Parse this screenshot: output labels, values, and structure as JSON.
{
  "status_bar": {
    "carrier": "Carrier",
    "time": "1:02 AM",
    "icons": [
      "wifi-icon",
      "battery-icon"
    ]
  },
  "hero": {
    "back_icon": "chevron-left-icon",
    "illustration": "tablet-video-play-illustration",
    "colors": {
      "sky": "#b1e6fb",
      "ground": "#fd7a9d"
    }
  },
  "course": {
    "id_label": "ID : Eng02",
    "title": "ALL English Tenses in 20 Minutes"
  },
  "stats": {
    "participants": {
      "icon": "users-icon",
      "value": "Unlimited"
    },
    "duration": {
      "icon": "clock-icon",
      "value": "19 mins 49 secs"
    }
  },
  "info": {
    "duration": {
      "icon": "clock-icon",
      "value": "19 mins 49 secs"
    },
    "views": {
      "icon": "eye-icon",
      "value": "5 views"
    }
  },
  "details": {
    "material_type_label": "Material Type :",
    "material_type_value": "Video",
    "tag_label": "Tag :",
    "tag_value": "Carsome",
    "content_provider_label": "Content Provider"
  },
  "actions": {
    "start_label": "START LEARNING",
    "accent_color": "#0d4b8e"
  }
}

......

INSTRUCTIONS FOR THE TASK: Return each entry from the material above exactly as it appears.

TASK OUTPUT:
Parse this screenshot: output labels, values, and structure as JSON.
{
  "status_bar": {
    "carrier": "Carrier",
    "time": "1:02 AM",
    "icons": [
      "wifi-icon",
      "battery-icon"
    ]
  },
  "hero": {
    "back_icon": "chevron-left-icon",
    "illustration": "tablet-video-play-illustration",
    "colors": {
      "sky": "#b1e6fb",
      "ground": "#fd7a9d"
    }
  },
  "course": {
    "id_label": "ID : Eng02",
    "title": "ALL English Tenses in 20 Minutes"
  },
  "stats": {
    "participants": {
      "icon": "users-icon",
      "value": "Unlimited"
    },
    "duration": {
      "icon": "clock-icon",
      "value": "19 mins 49 secs"
    }
  },
  "info": {
    "duration": {
      "icon": "clock-icon",
      "value": "19 mins 49 secs"
    },
    "views": {
      "icon": "eye-icon",
      "value": "5 views"
    }
  },
  "details": {
    "material_type_label": "Material Type :",
    "material_type_value": "Video",
    "tag_label": "Tag :",
    "tag_value": "Carsome",
    "content_provider_label": "Content Provider"
  },
  "actions": {
    "start_label": "START LEARNING",
    "accent_color": "#0d4b8e"
  }
}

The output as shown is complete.